- **Description of the task**: Copy each line of the records that holds the string "text".

[Begin Exercise data]

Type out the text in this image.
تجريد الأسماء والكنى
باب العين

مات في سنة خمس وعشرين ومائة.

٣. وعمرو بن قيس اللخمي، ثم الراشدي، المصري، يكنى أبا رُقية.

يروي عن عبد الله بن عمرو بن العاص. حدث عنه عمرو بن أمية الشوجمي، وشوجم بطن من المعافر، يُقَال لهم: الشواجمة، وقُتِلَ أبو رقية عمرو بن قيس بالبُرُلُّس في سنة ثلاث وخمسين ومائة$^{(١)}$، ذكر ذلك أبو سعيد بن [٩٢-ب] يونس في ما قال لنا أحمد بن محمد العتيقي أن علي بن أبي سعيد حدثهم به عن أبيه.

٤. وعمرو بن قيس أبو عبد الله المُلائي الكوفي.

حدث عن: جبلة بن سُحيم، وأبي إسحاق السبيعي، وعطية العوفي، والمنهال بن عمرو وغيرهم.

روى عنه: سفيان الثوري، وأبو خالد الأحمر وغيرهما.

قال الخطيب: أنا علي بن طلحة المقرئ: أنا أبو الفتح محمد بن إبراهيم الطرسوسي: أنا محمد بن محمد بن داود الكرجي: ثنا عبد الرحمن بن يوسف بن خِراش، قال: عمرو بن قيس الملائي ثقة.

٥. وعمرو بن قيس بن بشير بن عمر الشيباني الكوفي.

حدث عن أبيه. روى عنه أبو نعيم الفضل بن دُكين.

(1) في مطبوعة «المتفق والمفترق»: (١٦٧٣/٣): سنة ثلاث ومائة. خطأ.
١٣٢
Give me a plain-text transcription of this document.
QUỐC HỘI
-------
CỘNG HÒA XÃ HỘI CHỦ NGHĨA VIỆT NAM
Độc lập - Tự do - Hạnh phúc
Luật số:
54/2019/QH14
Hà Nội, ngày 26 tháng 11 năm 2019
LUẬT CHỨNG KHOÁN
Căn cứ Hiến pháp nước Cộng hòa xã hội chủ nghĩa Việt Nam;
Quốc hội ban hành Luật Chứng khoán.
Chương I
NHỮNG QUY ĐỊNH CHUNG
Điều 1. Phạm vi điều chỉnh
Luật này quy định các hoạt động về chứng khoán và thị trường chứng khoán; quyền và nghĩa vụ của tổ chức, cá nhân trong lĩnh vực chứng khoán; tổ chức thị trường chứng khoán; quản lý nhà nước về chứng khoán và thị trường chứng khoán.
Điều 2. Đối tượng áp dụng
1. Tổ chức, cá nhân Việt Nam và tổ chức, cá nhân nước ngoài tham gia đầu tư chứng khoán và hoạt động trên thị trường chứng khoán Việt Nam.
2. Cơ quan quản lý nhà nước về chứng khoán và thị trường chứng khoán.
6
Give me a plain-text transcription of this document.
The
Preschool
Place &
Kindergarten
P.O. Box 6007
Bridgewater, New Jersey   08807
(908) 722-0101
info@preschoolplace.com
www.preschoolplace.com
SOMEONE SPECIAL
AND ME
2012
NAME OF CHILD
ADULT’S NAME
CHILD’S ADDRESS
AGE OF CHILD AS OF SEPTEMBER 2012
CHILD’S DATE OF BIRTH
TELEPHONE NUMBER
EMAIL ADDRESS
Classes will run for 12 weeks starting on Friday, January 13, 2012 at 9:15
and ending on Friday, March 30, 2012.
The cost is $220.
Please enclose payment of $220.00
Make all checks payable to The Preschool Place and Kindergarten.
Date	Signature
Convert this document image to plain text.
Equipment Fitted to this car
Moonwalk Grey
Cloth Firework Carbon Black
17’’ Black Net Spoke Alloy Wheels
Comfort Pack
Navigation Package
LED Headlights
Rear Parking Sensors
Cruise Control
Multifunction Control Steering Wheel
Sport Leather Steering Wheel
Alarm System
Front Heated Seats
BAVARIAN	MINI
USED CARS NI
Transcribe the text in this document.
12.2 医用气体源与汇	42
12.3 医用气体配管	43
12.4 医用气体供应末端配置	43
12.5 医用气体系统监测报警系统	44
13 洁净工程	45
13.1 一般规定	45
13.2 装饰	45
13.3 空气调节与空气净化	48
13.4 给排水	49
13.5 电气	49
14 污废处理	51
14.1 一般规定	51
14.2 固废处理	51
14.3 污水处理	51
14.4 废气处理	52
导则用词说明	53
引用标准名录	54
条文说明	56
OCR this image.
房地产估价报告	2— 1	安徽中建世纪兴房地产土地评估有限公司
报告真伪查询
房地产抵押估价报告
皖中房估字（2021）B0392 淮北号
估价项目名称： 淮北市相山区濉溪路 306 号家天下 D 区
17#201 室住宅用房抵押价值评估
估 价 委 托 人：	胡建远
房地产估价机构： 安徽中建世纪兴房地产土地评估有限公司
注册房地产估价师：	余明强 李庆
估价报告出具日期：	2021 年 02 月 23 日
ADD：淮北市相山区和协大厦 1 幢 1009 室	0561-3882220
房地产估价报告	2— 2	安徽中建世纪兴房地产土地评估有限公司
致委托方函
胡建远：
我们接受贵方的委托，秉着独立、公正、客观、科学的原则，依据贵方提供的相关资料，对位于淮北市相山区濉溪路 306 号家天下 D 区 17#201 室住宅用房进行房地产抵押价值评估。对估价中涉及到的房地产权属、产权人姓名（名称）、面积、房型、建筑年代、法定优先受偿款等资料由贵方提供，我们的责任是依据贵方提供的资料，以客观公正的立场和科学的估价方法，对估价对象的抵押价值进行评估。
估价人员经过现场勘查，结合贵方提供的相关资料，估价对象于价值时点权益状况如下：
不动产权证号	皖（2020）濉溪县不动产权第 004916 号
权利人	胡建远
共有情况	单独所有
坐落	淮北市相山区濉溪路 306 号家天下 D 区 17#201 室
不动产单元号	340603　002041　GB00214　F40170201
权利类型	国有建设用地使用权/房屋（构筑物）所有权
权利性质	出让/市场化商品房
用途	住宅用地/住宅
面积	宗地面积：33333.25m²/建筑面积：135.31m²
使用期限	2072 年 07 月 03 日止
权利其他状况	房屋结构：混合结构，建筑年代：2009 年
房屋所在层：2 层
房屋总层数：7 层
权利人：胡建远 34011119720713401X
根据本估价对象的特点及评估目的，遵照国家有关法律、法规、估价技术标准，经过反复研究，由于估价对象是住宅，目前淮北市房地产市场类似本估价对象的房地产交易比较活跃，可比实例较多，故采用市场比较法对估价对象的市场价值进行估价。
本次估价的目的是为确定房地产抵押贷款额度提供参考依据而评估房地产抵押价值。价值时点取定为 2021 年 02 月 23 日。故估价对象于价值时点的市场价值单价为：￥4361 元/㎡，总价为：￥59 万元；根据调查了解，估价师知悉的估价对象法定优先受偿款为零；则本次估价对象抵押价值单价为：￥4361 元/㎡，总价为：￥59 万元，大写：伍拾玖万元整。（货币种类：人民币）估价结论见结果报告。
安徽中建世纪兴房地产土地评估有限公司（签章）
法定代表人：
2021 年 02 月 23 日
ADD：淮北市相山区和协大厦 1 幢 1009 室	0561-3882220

[End Exercise data]

- **Answer to this problem**:
Type out the text in this image.
Give me a plain-text transcription of this document.
Give me a plain-text transcription of this document.
Convert this document image to plain text.
Transcribe the text in this document.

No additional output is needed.